Take every line that has the string "label" and copy it out.

────────────────

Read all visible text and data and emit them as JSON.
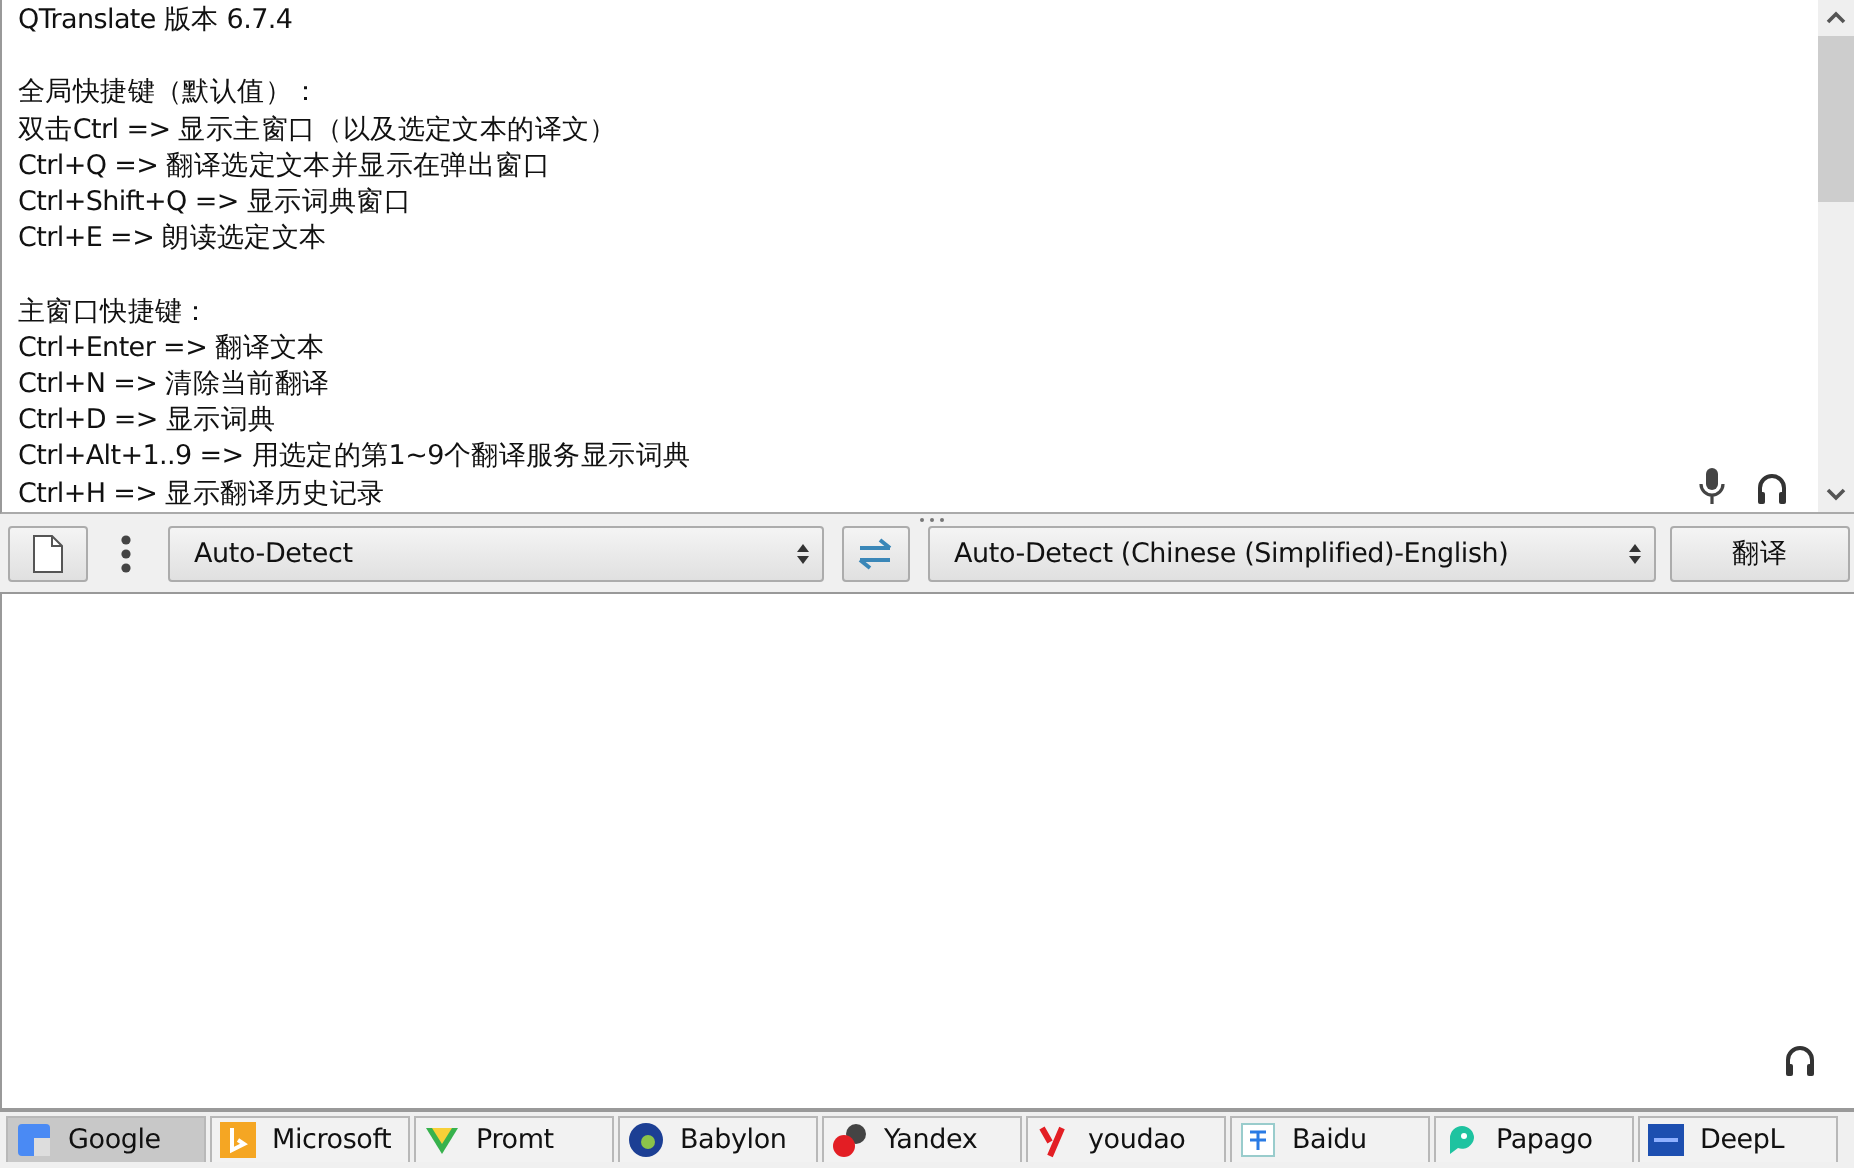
{
  "source_text": {
    "paragraphs": [
      {
        "lines": [
          "QTranslate 版本 6.7.4"
        ]
      },
      {
        "lines": [
          "全局快捷键（默认值）：",
          "双击Ctrl => 显示主窗口（以及选定文本的译文）",
          "Ctrl+Q => 翻译选定文本并显示在弹出窗口",
          "Ctrl+Shift+Q => 显示词典窗口",
          "Ctrl+E => 朗读选定文本"
        ]
      },
      {
        "lines": [
          "主窗口快捷键：",
          "Ctrl+Enter => 翻译文本",
          "Ctrl+N => 清除当前翻译",
          "Ctrl+D => 显示词典",
          "Ctrl+Alt+1..9 => 用选定的第1~9个翻译服务显示词典",
          "Ctrl+H => 显示翻译历史记录"
        ]
      }
    ]
  },
  "toolbar": {
    "source_language": "Auto-Detect",
    "target_language": "Auto-Detect (Chinese (Simplified)-English)",
    "translate_button": "翻译"
  },
  "services": [
    {
      "label": "Google",
      "kind": "google",
      "selected": true
    },
    {
      "label": "Microsoft",
      "kind": "microsoft",
      "selected": false
    },
    {
      "label": "Promt",
      "kind": "promt",
      "selected": false
    },
    {
      "label": "Babylon",
      "kind": "babylon",
      "selected": false
    },
    {
      "label": "Yandex",
      "kind": "yandex",
      "selected": false
    },
    {
      "label": "youdao",
      "kind": "youdao",
      "selected": false
    },
    {
      "label": "Baidu",
      "kind": "baidu",
      "selected": false
    },
    {
      "label": "Papago",
      "kind": "papago",
      "selected": false
    },
    {
      "label": "DeepL",
      "kind": "deepl",
      "selected": false
    }
  ]
}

────────────────

Answer for the task >>
      "label": "Google",
      "label": "Microsoft",
      "label": "Promt",
      "label": "Babylon",
      "label": "Yandex",
      "label": "youdao",
      "label": "Baidu",
      "label": "Papago",
      "label": "DeepL",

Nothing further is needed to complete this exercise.